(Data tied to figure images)
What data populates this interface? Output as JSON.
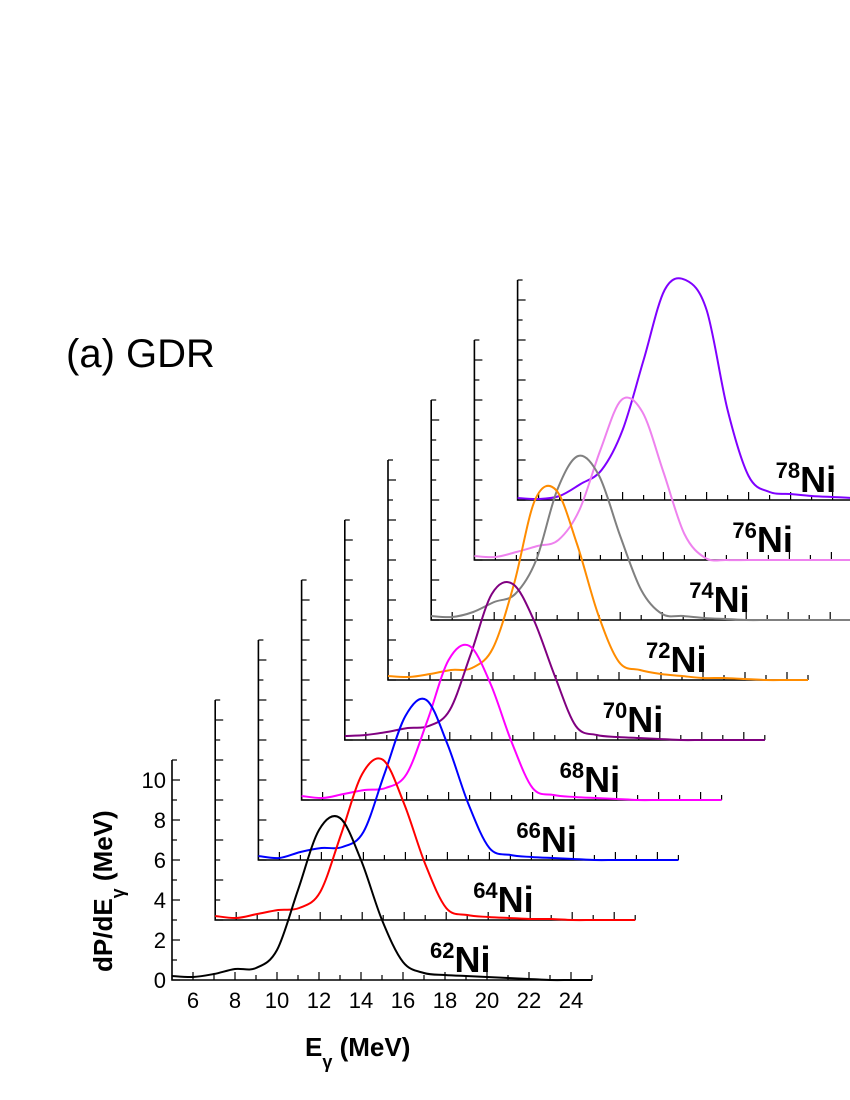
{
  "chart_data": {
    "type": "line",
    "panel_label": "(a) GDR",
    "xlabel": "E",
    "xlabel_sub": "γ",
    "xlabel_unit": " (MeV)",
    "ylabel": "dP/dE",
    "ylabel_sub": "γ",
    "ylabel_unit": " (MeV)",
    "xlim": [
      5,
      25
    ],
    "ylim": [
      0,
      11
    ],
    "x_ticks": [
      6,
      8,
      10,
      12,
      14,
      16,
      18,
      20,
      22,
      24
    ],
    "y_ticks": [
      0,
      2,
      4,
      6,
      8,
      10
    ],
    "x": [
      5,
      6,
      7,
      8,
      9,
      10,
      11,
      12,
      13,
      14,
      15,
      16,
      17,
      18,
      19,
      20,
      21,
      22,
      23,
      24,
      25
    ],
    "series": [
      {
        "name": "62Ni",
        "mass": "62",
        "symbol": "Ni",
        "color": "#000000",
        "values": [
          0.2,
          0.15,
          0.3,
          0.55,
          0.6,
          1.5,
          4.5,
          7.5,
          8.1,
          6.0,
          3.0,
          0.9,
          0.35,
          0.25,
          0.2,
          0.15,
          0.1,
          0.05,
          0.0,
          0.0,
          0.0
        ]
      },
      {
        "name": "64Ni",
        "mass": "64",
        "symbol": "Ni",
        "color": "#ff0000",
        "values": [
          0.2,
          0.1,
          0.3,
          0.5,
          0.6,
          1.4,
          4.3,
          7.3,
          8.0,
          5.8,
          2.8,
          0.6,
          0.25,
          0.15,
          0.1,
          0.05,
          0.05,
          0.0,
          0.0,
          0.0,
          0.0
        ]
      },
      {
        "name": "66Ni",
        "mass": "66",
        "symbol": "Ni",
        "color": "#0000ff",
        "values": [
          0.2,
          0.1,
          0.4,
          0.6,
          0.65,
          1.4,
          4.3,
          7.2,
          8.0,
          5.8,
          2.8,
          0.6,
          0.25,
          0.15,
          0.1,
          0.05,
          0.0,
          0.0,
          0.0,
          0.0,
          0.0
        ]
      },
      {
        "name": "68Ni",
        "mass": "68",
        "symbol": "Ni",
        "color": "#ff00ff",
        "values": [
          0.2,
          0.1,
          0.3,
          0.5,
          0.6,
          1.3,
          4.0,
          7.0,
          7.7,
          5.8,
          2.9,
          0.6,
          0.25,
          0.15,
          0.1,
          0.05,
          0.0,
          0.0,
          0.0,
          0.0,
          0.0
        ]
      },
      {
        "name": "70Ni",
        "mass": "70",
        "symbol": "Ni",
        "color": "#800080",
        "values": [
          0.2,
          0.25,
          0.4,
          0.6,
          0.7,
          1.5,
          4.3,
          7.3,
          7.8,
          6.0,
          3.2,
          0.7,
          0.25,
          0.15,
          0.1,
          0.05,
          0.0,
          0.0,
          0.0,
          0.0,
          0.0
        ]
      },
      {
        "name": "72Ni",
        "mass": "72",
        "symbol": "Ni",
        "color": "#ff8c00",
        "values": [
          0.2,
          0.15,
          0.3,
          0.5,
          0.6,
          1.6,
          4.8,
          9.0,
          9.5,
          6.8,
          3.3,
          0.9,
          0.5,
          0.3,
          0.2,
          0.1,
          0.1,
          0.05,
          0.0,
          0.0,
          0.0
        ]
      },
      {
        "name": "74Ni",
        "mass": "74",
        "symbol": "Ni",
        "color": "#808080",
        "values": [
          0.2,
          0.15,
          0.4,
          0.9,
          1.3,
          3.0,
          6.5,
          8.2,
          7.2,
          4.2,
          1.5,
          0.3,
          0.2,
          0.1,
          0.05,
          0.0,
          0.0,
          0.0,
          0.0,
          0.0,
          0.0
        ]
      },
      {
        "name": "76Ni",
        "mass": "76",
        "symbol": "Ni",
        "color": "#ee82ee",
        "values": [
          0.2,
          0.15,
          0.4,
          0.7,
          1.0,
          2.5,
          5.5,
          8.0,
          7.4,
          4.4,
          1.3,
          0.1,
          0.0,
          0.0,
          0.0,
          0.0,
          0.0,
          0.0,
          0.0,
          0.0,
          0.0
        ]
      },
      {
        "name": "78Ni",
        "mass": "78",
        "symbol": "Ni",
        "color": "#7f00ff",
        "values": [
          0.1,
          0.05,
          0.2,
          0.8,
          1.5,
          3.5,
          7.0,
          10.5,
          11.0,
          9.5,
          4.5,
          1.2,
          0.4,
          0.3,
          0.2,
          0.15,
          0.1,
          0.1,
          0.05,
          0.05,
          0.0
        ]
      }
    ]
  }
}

» WHAT THIS TASK INVOLVES
Set down every entry word for word, but omit the pictures.

» THE RESPONSE
What data populates this interface? Output as JSON.
{
  "chart_data": {
    "type": "line",
    "panel_label": "(a) GDR",
    "xlabel": "E",
    "xlabel_sub": "γ",
    "xlabel_unit": " (MeV)",
    "ylabel": "dP/dE",
    "ylabel_sub": "γ",
    "ylabel_unit": " (MeV)",
    "xlim": [
      5,
      25
    ],
    "ylim": [
      0,
      11
    ],
    "x_ticks": [
      6,
      8,
      10,
      12,
      14,
      16,
      18,
      20,
      22,
      24
    ],
    "y_ticks": [
      0,
      2,
      4,
      6,
      8,
      10
    ],
    "x": [
      5,
      6,
      7,
      8,
      9,
      10,
      11,
      12,
      13,
      14,
      15,
      16,
      17,
      18,
      19,
      20,
      21,
      22,
      23,
      24,
      25
    ],
    "series": [
      {
        "name": "62Ni",
        "mass": "62",
        "symbol": "Ni",
        "color": "#000000",
        "values": [
          0.2,
          0.15,
          0.3,
          0.55,
          0.6,
          1.5,
          4.5,
          7.5,
          8.1,
          6.0,
          3.0,
          0.9,
          0.35,
          0.25,
          0.2,
          0.15,
          0.1,
          0.05,
          0.0,
          0.0,
          0.0
        ]
      },
      {
        "name": "64Ni",
        "mass": "64",
        "symbol": "Ni",
        "color": "#ff0000",
        "values": [
          0.2,
          0.1,
          0.3,
          0.5,
          0.6,
          1.4,
          4.3,
          7.3,
          8.0,
          5.8,
          2.8,
          0.6,
          0.25,
          0.15,
          0.1,
          0.05,
          0.05,
          0.0,
          0.0,
          0.0,
          0.0
        ]
      },
      {
        "name": "66Ni",
        "mass": "66",
        "symbol": "Ni",
        "color": "#0000ff",
        "values": [
          0.2,
          0.1,
          0.4,
          0.6,
          0.65,
          1.4,
          4.3,
          7.2,
          8.0,
          5.8,
          2.8,
          0.6,
          0.25,
          0.15,
          0.1,
          0.05,
          0.0,
          0.0,
          0.0,
          0.0,
          0.0
        ]
      },
      {
        "name": "68Ni",
        "mass": "68",
        "symbol": "Ni",
        "color": "#ff00ff",
        "values": [
          0.2,
          0.1,
          0.3,
          0.5,
          0.6,
          1.3,
          4.0,
          7.0,
          7.7,
          5.8,
          2.9,
          0.6,
          0.25,
          0.15,
          0.1,
          0.05,
          0.0,
          0.0,
          0.0,
          0.0,
          0.0
        ]
      },
      {
        "name": "70Ni",
        "mass": "70",
        "symbol": "Ni",
        "color": "#800080",
        "values": [
          0.2,
          0.25,
          0.4,
          0.6,
          0.7,
          1.5,
          4.3,
          7.3,
          7.8,
          6.0,
          3.2,
          0.7,
          0.25,
          0.15,
          0.1,
          0.05,
          0.0,
          0.0,
          0.0,
          0.0,
          0.0
        ]
      },
      {
        "name": "72Ni",
        "mass": "72",
        "symbol": "Ni",
        "color": "#ff8c00",
        "values": [
          0.2,
          0.15,
          0.3,
          0.5,
          0.6,
          1.6,
          4.8,
          9.0,
          9.5,
          6.8,
          3.3,
          0.9,
          0.5,
          0.3,
          0.2,
          0.1,
          0.1,
          0.05,
          0.0,
          0.0,
          0.0
        ]
      },
      {
        "name": "74Ni",
        "mass": "74",
        "symbol": "Ni",
        "color": "#808080",
        "values": [
          0.2,
          0.15,
          0.4,
          0.9,
          1.3,
          3.0,
          6.5,
          8.2,
          7.2,
          4.2,
          1.5,
          0.3,
          0.2,
          0.1,
          0.05,
          0.0,
          0.0,
          0.0,
          0.0,
          0.0,
          0.0
        ]
      },
      {
        "name": "76Ni",
        "mass": "76",
        "symbol": "Ni",
        "color": "#ee82ee",
        "values": [
          0.2,
          0.15,
          0.4,
          0.7,
          1.0,
          2.5,
          5.5,
          8.0,
          7.4,
          4.4,
          1.3,
          0.1,
          0.0,
          0.0,
          0.0,
          0.0,
          0.0,
          0.0,
          0.0,
          0.0,
          0.0
        ]
      },
      {
        "name": "78Ni",
        "mass": "78",
        "symbol": "Ni",
        "color": "#7f00ff",
        "values": [
          0.1,
          0.05,
          0.2,
          0.8,
          1.5,
          3.5,
          7.0,
          10.5,
          11.0,
          9.5,
          4.5,
          1.2,
          0.4,
          0.3,
          0.2,
          0.15,
          0.1,
          0.1,
          0.05,
          0.05,
          0.0
        ]
      }
    ]
  }
}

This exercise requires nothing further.